Each line of the data that includes the string "معاوية" is to be copied out.

--- Begin SUPPLIED MATERIAL ---

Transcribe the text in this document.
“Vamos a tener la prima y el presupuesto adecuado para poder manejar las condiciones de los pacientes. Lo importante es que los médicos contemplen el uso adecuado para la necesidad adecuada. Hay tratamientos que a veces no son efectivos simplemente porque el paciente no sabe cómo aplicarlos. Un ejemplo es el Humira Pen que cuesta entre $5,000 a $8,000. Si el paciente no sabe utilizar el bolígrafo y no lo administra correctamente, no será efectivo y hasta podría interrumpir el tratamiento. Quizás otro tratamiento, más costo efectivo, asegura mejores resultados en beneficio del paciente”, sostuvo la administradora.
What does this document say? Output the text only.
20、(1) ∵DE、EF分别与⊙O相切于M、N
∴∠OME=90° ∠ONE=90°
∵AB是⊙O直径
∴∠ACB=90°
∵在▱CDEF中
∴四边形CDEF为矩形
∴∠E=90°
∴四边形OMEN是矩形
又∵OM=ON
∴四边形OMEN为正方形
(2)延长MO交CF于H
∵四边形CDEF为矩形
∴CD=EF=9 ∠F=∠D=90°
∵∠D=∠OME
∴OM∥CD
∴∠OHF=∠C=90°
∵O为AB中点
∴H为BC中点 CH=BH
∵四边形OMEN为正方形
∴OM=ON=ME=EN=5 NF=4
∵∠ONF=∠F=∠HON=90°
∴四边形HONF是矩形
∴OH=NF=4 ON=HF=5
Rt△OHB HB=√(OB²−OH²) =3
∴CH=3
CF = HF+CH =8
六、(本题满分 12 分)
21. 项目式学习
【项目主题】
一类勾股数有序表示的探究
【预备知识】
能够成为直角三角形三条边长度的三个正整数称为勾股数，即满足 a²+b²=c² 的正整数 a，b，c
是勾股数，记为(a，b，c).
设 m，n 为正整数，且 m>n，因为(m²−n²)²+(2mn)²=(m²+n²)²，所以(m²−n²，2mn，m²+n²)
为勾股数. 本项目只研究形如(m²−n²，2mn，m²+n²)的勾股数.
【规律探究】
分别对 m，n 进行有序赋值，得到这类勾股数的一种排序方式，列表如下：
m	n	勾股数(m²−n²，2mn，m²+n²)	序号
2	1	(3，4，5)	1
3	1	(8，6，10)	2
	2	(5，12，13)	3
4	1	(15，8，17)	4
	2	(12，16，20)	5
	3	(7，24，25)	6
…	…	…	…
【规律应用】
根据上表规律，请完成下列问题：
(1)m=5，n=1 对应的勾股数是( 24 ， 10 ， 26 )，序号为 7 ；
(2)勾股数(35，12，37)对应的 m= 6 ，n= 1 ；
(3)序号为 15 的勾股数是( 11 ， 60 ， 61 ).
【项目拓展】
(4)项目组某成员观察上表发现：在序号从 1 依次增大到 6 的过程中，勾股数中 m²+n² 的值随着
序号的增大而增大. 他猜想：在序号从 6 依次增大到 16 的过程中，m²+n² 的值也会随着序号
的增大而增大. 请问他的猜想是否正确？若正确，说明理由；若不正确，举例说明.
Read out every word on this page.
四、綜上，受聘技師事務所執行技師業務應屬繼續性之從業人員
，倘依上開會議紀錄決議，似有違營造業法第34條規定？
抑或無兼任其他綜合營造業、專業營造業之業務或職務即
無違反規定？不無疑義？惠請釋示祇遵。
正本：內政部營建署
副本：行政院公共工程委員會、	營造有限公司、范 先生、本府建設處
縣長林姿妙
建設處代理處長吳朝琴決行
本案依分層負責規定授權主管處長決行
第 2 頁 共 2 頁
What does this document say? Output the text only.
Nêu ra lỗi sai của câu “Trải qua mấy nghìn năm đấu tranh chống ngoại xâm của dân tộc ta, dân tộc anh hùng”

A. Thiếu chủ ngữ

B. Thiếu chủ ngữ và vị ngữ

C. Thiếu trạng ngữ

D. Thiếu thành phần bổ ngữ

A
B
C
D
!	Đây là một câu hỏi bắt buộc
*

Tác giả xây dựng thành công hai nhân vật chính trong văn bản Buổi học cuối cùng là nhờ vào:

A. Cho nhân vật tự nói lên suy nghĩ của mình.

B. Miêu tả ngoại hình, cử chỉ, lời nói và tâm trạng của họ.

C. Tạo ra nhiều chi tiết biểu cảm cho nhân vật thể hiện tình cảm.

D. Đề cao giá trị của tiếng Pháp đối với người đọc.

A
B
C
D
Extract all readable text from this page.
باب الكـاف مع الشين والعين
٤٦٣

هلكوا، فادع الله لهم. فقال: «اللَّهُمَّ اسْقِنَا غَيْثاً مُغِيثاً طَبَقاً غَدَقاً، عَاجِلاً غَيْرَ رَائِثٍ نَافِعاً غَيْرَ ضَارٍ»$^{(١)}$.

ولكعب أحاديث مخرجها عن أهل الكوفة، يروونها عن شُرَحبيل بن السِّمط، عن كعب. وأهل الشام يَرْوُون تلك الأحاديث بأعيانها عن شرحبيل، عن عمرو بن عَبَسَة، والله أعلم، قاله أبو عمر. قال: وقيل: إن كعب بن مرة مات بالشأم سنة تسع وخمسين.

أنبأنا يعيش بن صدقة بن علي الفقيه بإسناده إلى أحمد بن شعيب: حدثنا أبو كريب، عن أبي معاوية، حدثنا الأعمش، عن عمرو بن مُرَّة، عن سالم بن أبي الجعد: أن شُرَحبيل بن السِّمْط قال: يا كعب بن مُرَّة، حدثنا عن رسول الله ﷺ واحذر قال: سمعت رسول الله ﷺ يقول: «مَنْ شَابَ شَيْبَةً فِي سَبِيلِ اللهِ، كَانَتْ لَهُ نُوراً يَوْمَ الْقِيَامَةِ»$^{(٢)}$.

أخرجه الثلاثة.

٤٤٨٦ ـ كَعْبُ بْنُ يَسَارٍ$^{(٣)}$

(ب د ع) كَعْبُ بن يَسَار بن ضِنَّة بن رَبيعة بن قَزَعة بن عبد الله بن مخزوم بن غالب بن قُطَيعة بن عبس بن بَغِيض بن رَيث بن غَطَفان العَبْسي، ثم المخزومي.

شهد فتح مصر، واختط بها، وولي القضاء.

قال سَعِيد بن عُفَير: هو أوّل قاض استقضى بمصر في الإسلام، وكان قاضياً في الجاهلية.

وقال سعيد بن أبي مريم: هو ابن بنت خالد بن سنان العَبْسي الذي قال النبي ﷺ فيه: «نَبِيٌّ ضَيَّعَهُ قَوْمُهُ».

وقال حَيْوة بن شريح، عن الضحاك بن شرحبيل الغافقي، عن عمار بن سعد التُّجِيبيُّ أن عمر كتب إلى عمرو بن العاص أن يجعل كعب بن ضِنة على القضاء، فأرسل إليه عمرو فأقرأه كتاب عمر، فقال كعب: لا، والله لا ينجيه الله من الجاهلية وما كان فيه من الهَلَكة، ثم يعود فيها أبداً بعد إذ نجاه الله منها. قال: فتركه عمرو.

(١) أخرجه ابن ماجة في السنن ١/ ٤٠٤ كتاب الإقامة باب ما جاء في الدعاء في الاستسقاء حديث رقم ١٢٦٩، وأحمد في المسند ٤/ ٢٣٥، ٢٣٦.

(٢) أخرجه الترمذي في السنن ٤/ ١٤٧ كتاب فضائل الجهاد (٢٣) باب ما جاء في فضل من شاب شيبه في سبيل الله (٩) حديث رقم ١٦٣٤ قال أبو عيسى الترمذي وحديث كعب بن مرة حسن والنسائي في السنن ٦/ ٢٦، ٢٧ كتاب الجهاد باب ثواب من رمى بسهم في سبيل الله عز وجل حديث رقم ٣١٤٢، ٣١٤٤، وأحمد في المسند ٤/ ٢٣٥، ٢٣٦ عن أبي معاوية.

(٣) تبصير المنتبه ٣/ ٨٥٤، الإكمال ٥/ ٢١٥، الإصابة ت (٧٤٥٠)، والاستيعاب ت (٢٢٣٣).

--- End SUPPLIED MATERIAL ---

▸ THE ANSWER
أنبأنا يعيش بن صدقة بن علي الفقيه بإسناده إلى أحمد بن شعيب: حدثنا أبو كريب، عن أبي معاوية، حدثنا الأعمش، عن عمرو بن مُرَّة، عن سالم بن أبي الجعد: أن شُرَحبيل بن السِّمْط قال: يا كعب بن مُرَّة، حدثنا عن رسول الله ﷺ واحذر قال: سمعت رسول الله ﷺ يقول: «مَنْ شَابَ شَيْبَةً فِي سَبِيلِ اللهِ، كَانَتْ لَهُ نُوراً يَوْمَ الْقِيَامَةِ»$^{(٢)}$.
(٢) أخرجه الترمذي في السنن ٤/ ١٤٧ كتاب فضائل الجهاد (٢٣) باب ما جاء في فضل من شاب شيبه في سبيل الله (٩) حديث رقم ١٦٣٤ قال أبو عيسى الترمذي وحديث كعب بن مرة حسن والنسائي في السنن ٦/ ٢٦، ٢٧ كتاب الجهاد باب ثواب من رمى بسهم في سبيل الله عز وجل حديث رقم ٣١٤٢، ٣١٤٤، وأحمد في المسند ٤/ ٢٣٥، ٢٣٦ عن أبي معاوية.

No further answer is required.